(Dataset excerpt)
* Start *

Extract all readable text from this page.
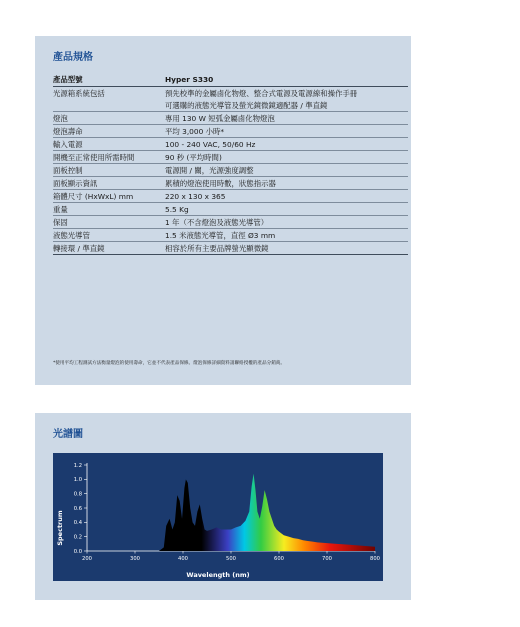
產品規格
產品型號	Hyper S330
光源箱系統包括	預先校準的金屬鹵化物燈、整合式電源及電源線和操作手冊
	可選購的液態光導管及螢光鏡微鏡適配器 / 準直鏡
燈泡	專用 130 W 短弧金屬鹵化物燈泡
燈泡壽命	平均 3,000 小時*
輸入電源	100 - 240 VAC, 50/60 Hz
開機至正常使用所需時間	90 秒 (平均時間)
面板控制	電源開 / 關，光源強度調整
面板顯示資訊	累積的燈泡使用時數，狀態指示器
箱體尺寸 (HxWxL) mm	220 x 130 x 365
重量	5.5 Kg
保固	1 年（不含燈泡及液態光導管）
液態光導管	1.5 米液態光導管，直徑 Ø3 mm
轉接環 / 準直鏡	相容於所有主要品牌螢光顯微鏡
*使用平均工程測試方法衡量燈泡的使用壽命，它並不代表產品保修。燈泡保修詳細資料請聯絡授權的產品分銷商。
光譜圖
0.0
0.2
0.4
0.6
0.8
1.0
1.2
200	300	400	500	600	700	800
Wavelength (nm)
Spectrum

* End *

THE REQUEST: Give every line back word for word and leave the pictures out.

RESPONSE:
Extract all readable text from this page.
產品規格
產品型號	Hyper S330
光源箱系統包括	預先校準的金屬鹵化物燈、整合式電源及電源線和操作手冊
	可選購的液態光導管及螢光鏡微鏡適配器 / 準直鏡
燈泡	專用 130 W 短弧金屬鹵化物燈泡
燈泡壽命	平均 3,000 小時*
輸入電源	100 - 240 VAC, 50/60 Hz
開機至正常使用所需時間	90 秒 (平均時間)
面板控制	電源開 / 關，光源強度調整
面板顯示資訊	累積的燈泡使用時數，狀態指示器
箱體尺寸 (HxWxL) mm	220 x 130 x 365
重量	5.5 Kg
保固	1 年（不含燈泡及液態光導管）
液態光導管	1.5 米液態光導管，直徑 Ø3 mm
轉接環 / 準直鏡	相容於所有主要品牌螢光顯微鏡
*使用平均工程測試方法衡量燈泡的使用壽命，它並不代表產品保修。燈泡保修詳細資料請聯絡授權的產品分銷商。
光譜圖
0.0
0.2
0.4
0.6
0.8
1.0
1.2
200	300	400	500	600	700	800
Wavelength (nm)
Spectrum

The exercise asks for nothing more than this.